Print every line of the records below without changing anything.

— START —

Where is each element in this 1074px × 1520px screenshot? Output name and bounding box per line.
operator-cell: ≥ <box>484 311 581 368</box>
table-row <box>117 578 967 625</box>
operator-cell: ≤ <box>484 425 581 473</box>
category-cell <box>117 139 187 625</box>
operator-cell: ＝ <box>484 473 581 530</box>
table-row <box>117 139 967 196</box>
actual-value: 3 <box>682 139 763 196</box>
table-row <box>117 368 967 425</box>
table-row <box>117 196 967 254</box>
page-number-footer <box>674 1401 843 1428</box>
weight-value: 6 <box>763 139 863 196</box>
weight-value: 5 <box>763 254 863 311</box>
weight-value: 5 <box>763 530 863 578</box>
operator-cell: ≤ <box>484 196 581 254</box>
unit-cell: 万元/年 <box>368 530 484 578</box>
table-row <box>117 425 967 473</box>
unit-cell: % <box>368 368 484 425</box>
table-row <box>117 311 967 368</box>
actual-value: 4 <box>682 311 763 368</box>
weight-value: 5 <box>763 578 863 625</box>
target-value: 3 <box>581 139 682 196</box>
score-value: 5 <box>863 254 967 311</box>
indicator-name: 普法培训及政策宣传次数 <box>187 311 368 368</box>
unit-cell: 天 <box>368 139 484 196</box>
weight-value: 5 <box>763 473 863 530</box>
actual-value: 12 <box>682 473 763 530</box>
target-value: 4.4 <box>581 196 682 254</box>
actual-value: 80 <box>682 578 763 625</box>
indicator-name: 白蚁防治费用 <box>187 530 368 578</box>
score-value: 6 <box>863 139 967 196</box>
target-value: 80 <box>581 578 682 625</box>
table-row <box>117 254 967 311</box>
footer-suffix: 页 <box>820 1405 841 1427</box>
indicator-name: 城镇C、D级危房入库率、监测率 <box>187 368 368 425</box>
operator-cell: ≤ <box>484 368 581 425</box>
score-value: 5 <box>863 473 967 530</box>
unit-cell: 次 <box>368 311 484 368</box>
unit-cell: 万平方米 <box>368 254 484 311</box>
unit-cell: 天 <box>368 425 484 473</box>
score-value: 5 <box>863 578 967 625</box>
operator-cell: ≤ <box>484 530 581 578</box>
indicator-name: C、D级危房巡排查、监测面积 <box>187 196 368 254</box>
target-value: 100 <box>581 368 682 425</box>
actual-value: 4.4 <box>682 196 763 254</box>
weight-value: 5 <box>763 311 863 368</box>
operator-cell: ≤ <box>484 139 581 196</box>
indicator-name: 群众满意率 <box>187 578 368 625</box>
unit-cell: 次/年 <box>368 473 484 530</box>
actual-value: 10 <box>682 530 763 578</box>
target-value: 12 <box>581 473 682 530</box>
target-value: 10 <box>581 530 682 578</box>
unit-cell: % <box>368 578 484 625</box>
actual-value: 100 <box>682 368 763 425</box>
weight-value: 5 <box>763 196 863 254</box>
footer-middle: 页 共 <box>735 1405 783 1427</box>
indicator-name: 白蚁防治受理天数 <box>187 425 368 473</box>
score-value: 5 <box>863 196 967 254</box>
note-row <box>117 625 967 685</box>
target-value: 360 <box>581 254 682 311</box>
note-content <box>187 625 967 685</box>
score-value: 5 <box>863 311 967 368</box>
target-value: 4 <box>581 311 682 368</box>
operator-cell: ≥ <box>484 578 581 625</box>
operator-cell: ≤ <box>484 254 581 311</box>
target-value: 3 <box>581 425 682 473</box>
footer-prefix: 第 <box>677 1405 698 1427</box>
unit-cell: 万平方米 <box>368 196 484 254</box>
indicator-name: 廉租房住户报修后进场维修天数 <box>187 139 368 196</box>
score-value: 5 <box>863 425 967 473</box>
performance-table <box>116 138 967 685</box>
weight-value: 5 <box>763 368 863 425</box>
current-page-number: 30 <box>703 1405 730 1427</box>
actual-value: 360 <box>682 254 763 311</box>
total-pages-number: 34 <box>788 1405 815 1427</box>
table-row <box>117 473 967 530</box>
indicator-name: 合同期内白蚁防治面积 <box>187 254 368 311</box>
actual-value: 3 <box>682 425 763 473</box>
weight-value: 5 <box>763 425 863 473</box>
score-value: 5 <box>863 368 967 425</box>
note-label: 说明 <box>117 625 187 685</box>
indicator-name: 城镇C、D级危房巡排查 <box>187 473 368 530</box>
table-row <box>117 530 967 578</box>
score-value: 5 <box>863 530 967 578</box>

— END —

▶ [RESULT OF THIS EXERCISE]
Where is each element in this 1074px × 1520px screenshot? Output name and bounding box per line.
operator-cell: ≥ <box>484 311 581 368</box>
table-row <box>117 578 967 625</box>
operator-cell: ≤ <box>484 425 581 473</box>
category-cell <box>117 139 187 625</box>
operator-cell: ＝ <box>484 473 581 530</box>
table-row <box>117 139 967 196</box>
actual-value: 3 <box>682 139 763 196</box>
table-row <box>117 368 967 425</box>
table-row <box>117 196 967 254</box>
page-number-footer <box>674 1401 843 1428</box>
weight-value: 6 <box>763 139 863 196</box>
weight-value: 5 <box>763 254 863 311</box>
weight-value: 5 <box>763 530 863 578</box>
operator-cell: ≤ <box>484 196 581 254</box>
unit-cell: 万元/年 <box>368 530 484 578</box>
table-row <box>117 425 967 473</box>
unit-cell: % <box>368 368 484 425</box>
table-row <box>117 311 967 368</box>
actual-value: 4 <box>682 311 763 368</box>
weight-value: 5 <box>763 578 863 625</box>
target-value: 3 <box>581 139 682 196</box>
score-value: 5 <box>863 254 967 311</box>
indicator-name: 普法培训及政策宣传次数 <box>187 311 368 368</box>
unit-cell: 天 <box>368 139 484 196</box>
weight-value: 5 <box>763 473 863 530</box>
actual-value: 12 <box>682 473 763 530</box>
target-value: 4.4 <box>581 196 682 254</box>
actual-value: 80 <box>682 578 763 625</box>
indicator-name: 白蚁防治费用 <box>187 530 368 578</box>
score-value: 6 <box>863 139 967 196</box>
target-value: 80 <box>581 578 682 625</box>
table-row <box>117 254 967 311</box>
footer-suffix: 页 <box>820 1405 841 1427</box>
indicator-name: 城镇C、D级危房入库率、监测率 <box>187 368 368 425</box>
operator-cell: ≤ <box>484 368 581 425</box>
score-value: 5 <box>863 473 967 530</box>
unit-cell: 次 <box>368 311 484 368</box>
unit-cell: 万平方米 <box>368 254 484 311</box>
unit-cell: 天 <box>368 425 484 473</box>
score-value: 5 <box>863 578 967 625</box>
operator-cell: ≤ <box>484 530 581 578</box>
indicator-name: C、D级危房巡排查、监测面积 <box>187 196 368 254</box>
target-value: 100 <box>581 368 682 425</box>
actual-value: 4.4 <box>682 196 763 254</box>
weight-value: 5 <box>763 311 863 368</box>
operator-cell: ≤ <box>484 139 581 196</box>
indicator-name: 群众满意率 <box>187 578 368 625</box>
unit-cell: 次/年 <box>368 473 484 530</box>
actual-value: 10 <box>682 530 763 578</box>
target-value: 12 <box>581 473 682 530</box>
target-value: 10 <box>581 530 682 578</box>
unit-cell: % <box>368 578 484 625</box>
actual-value: 100 <box>682 368 763 425</box>
weight-value: 5 <box>763 196 863 254</box>
footer-middle: 页 共 <box>735 1405 783 1427</box>
indicator-name: 白蚁防治受理天数 <box>187 425 368 473</box>
score-value: 5 <box>863 196 967 254</box>
note-row <box>117 625 967 685</box>
target-value: 360 <box>581 254 682 311</box>
note-content <box>187 625 967 685</box>
score-value: 5 <box>863 311 967 368</box>
target-value: 4 <box>581 311 682 368</box>
operator-cell: ≥ <box>484 578 581 625</box>
operator-cell: ≤ <box>484 254 581 311</box>
target-value: 3 <box>581 425 682 473</box>
footer-prefix: 第 <box>677 1405 698 1427</box>
unit-cell: 万平方米 <box>368 196 484 254</box>
indicator-name: 廉租房住户报修后进场维修天数 <box>187 139 368 196</box>
score-value: 5 <box>863 425 967 473</box>
performance-table <box>116 138 967 685</box>
weight-value: 5 <box>763 368 863 425</box>
current-page-number: 30 <box>703 1405 730 1427</box>
actual-value: 360 <box>682 254 763 311</box>
total-pages-number: 34 <box>788 1405 815 1427</box>
table-row <box>117 473 967 530</box>
indicator-name: 合同期内白蚁防治面积 <box>187 254 368 311</box>
actual-value: 3 <box>682 425 763 473</box>
weight-value: 5 <box>763 425 863 473</box>
score-value: 5 <box>863 368 967 425</box>
note-label: 说明 <box>117 625 187 685</box>
indicator-name: 城镇C、D级危房巡排查 <box>187 473 368 530</box>
table-row <box>117 530 967 578</box>
score-value: 5 <box>863 530 967 578</box>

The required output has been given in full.